# What needs to be done
List the lines of this listing that hold the word "value".

# Given data
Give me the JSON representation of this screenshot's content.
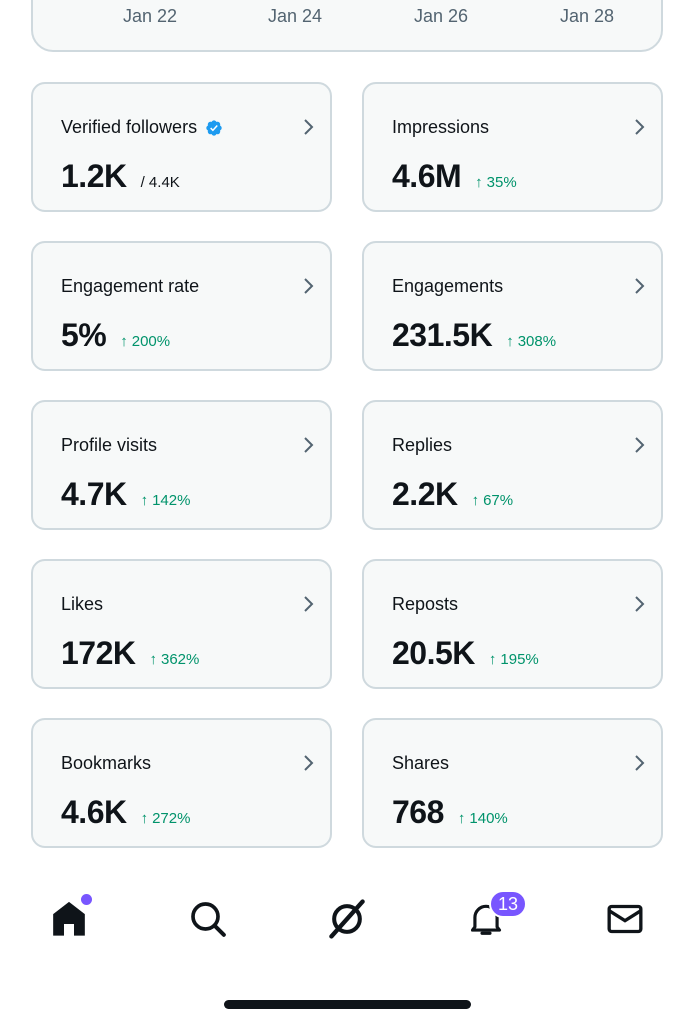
{
  "chart": {
    "x_ticks": [
      "Jan 22",
      "Jan 24",
      "Jan 26",
      "Jan 28"
    ]
  },
  "stats": [
    {
      "label": "Verified followers",
      "value": "1.2K",
      "total": "/ 4.4K",
      "change": "",
      "verified": true
    },
    {
      "label": "Impressions",
      "value": "4.6M",
      "change": "35%"
    },
    {
      "label": "Engagement rate",
      "value": "5%",
      "change": "200%"
    },
    {
      "label": "Engagements",
      "value": "231.5K",
      "change": "308%"
    },
    {
      "label": "Profile visits",
      "value": "4.7K",
      "change": "142%"
    },
    {
      "label": "Replies",
      "value": "2.2K",
      "change": "67%"
    },
    {
      "label": "Likes",
      "value": "172K",
      "change": "362%"
    },
    {
      "label": "Reposts",
      "value": "20.5K",
      "change": "195%"
    },
    {
      "label": "Bookmarks",
      "value": "4.6K",
      "change": "272%"
    },
    {
      "label": "Shares",
      "value": "768",
      "change": "140%"
    }
  ],
  "change_arrow": "↑",
  "nav": {
    "notifications_badge": "13",
    "items": [
      "home-icon",
      "search-icon",
      "grok-icon",
      "bell-icon",
      "mail-icon"
    ]
  },
  "colors": {
    "accent": "#7856ff",
    "positive": "#00936b",
    "verified": "#1d9bf0",
    "card_bg": "#f7f9f9",
    "card_border": "#cfd9de"
  }
}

# Problem solution
      "value": "1.2K",
      "value": "4.6M",
      "value": "5%",
      "value": "231.5K",
      "value": "4.7K",
      "value": "2.2K",
      "value": "172K",
      "value": "20.5K",
      "value": "4.6K",
      "value": "768",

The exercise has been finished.